- Task instructions -
What follows is a block of records; reproduce all of it verbatim.

- Supplied entries -
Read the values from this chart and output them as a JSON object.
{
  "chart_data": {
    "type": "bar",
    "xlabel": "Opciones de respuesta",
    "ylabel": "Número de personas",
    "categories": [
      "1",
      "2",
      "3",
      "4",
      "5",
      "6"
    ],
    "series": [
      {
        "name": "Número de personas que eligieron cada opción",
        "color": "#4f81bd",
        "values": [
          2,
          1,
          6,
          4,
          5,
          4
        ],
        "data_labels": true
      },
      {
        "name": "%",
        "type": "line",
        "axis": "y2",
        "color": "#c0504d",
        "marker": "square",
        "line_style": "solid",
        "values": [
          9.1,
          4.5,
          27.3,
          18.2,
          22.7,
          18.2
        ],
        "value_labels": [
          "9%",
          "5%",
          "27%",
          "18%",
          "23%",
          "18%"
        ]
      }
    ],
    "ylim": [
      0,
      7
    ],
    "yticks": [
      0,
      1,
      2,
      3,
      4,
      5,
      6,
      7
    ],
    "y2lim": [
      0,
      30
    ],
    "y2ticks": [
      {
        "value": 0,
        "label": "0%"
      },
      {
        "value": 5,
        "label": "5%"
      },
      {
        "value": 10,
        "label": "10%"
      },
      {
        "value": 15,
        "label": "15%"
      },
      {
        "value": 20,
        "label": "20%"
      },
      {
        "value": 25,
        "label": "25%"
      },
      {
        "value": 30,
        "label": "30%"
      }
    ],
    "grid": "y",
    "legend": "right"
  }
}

- Response -
Read the values from this chart and output them as a JSON object.
{
  "chart_data": {
    "type": "bar",
    "xlabel": "Opciones de respuesta",
    "ylabel": "Número de personas",
    "categories": [
      "1",
      "2",
      "3",
      "4",
      "5",
      "6"
    ],
    "series": [
      {
        "name": "Número de personas que eligieron cada opción",
        "color": "#4f81bd",
        "values": [
          2,
          1,
          6,
          4,
          5,
          4
        ],
        "data_labels": true
      },
      {
        "name": "%",
        "type": "line",
        "axis": "y2",
        "color": "#c0504d",
        "marker": "square",
        "line_style": "solid",
        "values": [
          9.1,
          4.5,
          27.3,
          18.2,
          22.7,
          18.2
        ],
        "value_labels": [
          "9%",
          "5%",
          "27%",
          "18%",
          "23%",
          "18%"
        ]
      }
    ],
    "ylim": [
      0,
      7
    ],
    "yticks": [
      0,
      1,
      2,
      3,
      4,
      5,
      6,
      7
    ],
    "y2lim": [
      0,
      30
    ],
    "y2ticks": [
      {
        "value": 0,
        "label": "0%"
      },
      {
        "value": 5,
        "label": "5%"
      },
      {
        "value": 10,
        "label": "10%"
      },
      {
        "value": 15,
        "label": "15%"
      },
      {
        "value": 20,
        "label": "20%"
      },
      {
        "value": 25,
        "label": "25%"
      },
      {
        "value": 30,
        "label": "30%"
      }
    ],
    "grid": "y",
    "legend": "right"
  }
}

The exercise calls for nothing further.